Exercise prompt: Search the data for the word "Given" and copy every line that contains it.

Dataset items:

** Start **

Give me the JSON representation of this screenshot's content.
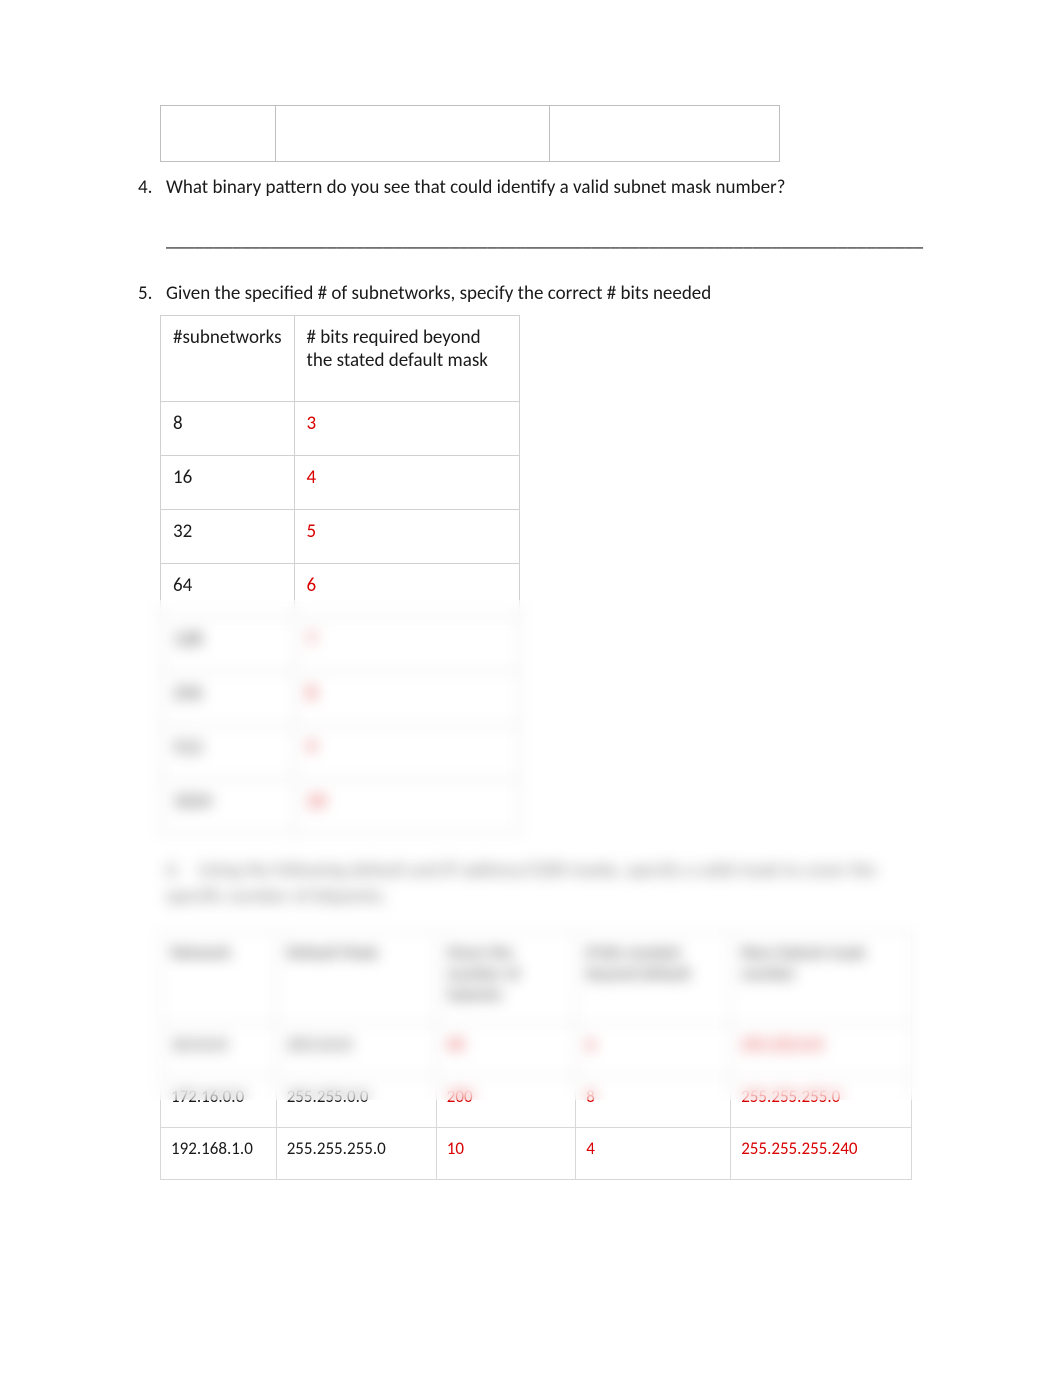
{
  "questions": {
    "q4": {
      "number": "4.",
      "text": "What binary pattern do you see that could identify a valid subnet mask number?",
      "blank": "________________________________________________________________________________"
    },
    "q5": {
      "number": "5.",
      "text": "Given the specified # of subnetworks, specify the correct # bits needed"
    },
    "q6": {
      "number": "6.",
      "text": "Using the following default and IP address/CIDR masks, specify a valid mask to cover the specific number of bitpoints."
    }
  },
  "subnet_table": {
    "headers": {
      "col1": "#subnetworks",
      "col2": "# bits required beyond the stated default mask"
    },
    "rows": [
      {
        "subnets": "8",
        "bits": "3"
      },
      {
        "subnets": "16",
        "bits": "4"
      },
      {
        "subnets": "32",
        "bits": "5"
      },
      {
        "subnets": "64",
        "bits": "6"
      },
      {
        "subnets": "128",
        "bits": "7"
      },
      {
        "subnets": "256",
        "bits": "8"
      },
      {
        "subnets": "512",
        "bits": "9"
      },
      {
        "subnets": "1024",
        "bits": "10"
      }
    ]
  },
  "big_table": {
    "headers": {
      "c1": "Network",
      "c2": "Default Mask",
      "c3": "Given the number of Subnets",
      "c4": "# bits needed beyond default",
      "c5": "New Subnet mask number"
    },
    "rows": [
      {
        "c1": "10.0.0.0",
        "c2": "255.0.0.0",
        "c3": "40",
        "c4": "6",
        "c5": "255.252.0.0"
      },
      {
        "c1": "172.16.0.0",
        "c2": "255.255.0.0",
        "c3": "200",
        "c4": "8",
        "c5": "255.255.255.0"
      },
      {
        "c1": "192.168.1.0",
        "c2": "255.255.255.0",
        "c3": "10",
        "c4": "4",
        "c5": "255.255.255.240"
      }
    ]
  }
}
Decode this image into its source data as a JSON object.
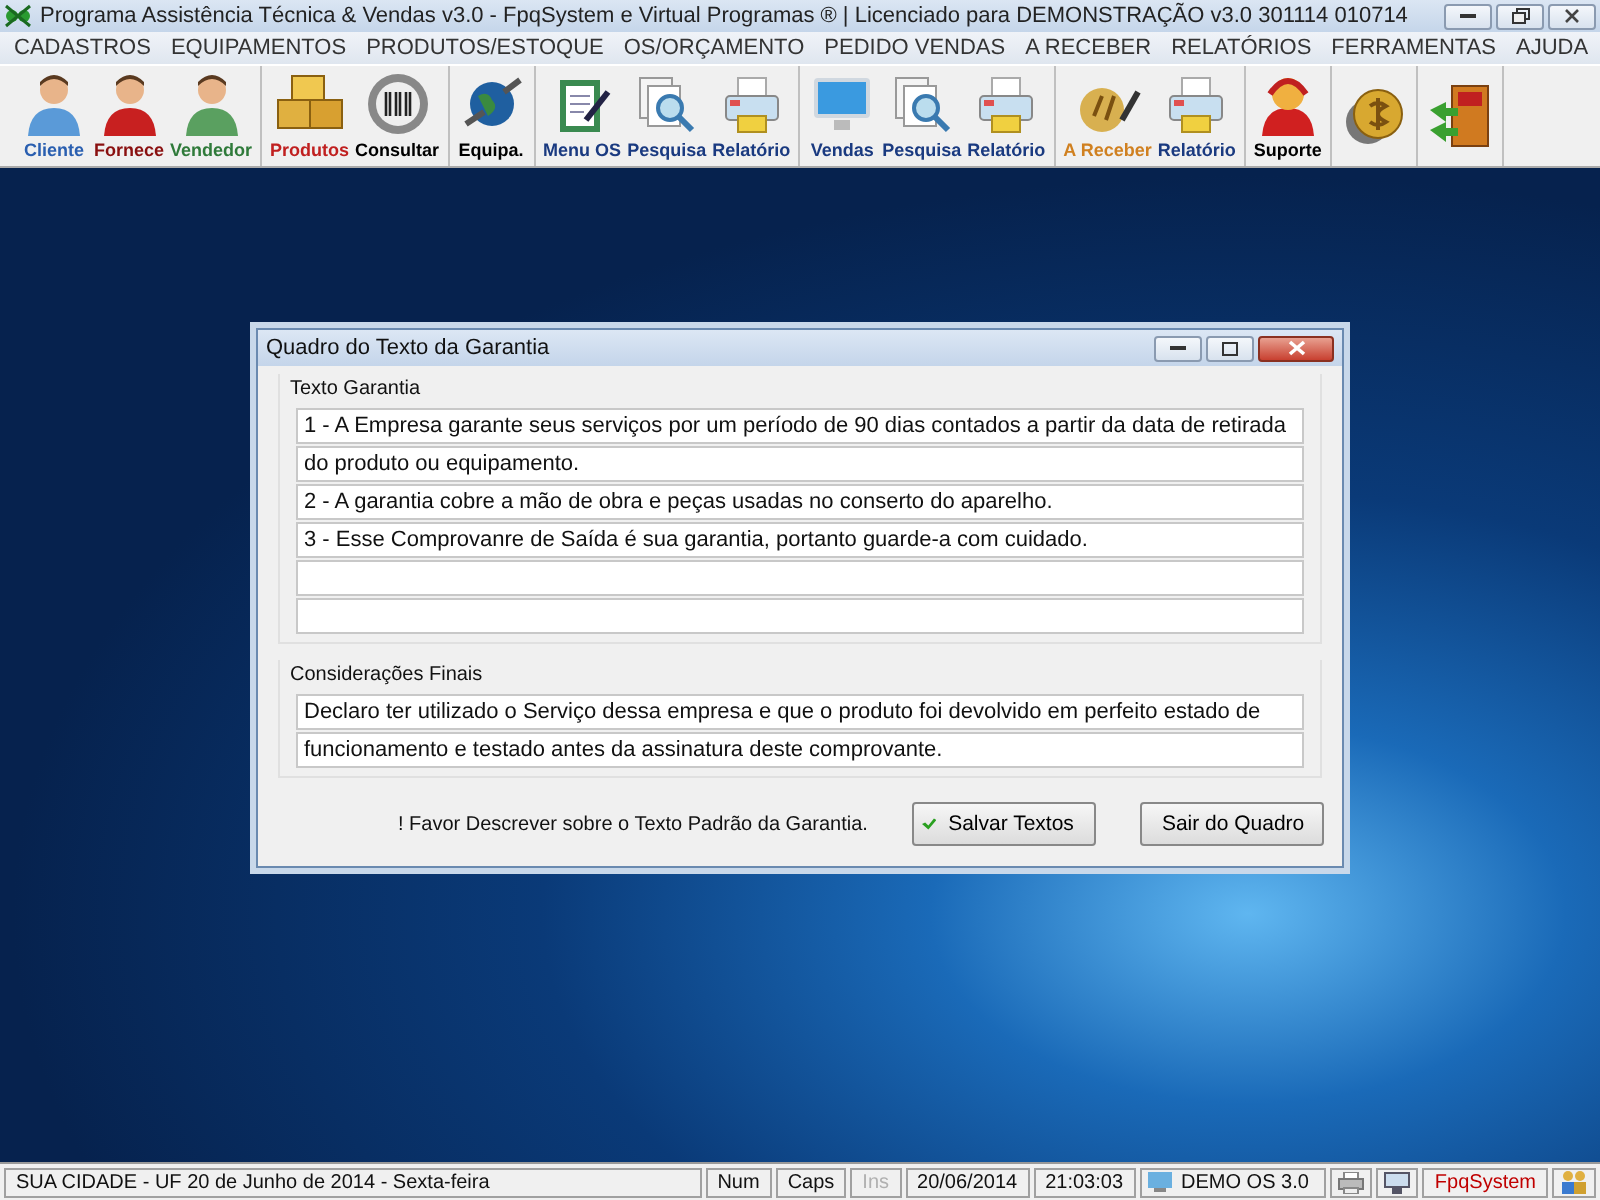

** End **

Correct output:
      "text": "Given the specified # of subnetworks, specify the correct # bits needed"
      "c3": "Given the number of Subnets",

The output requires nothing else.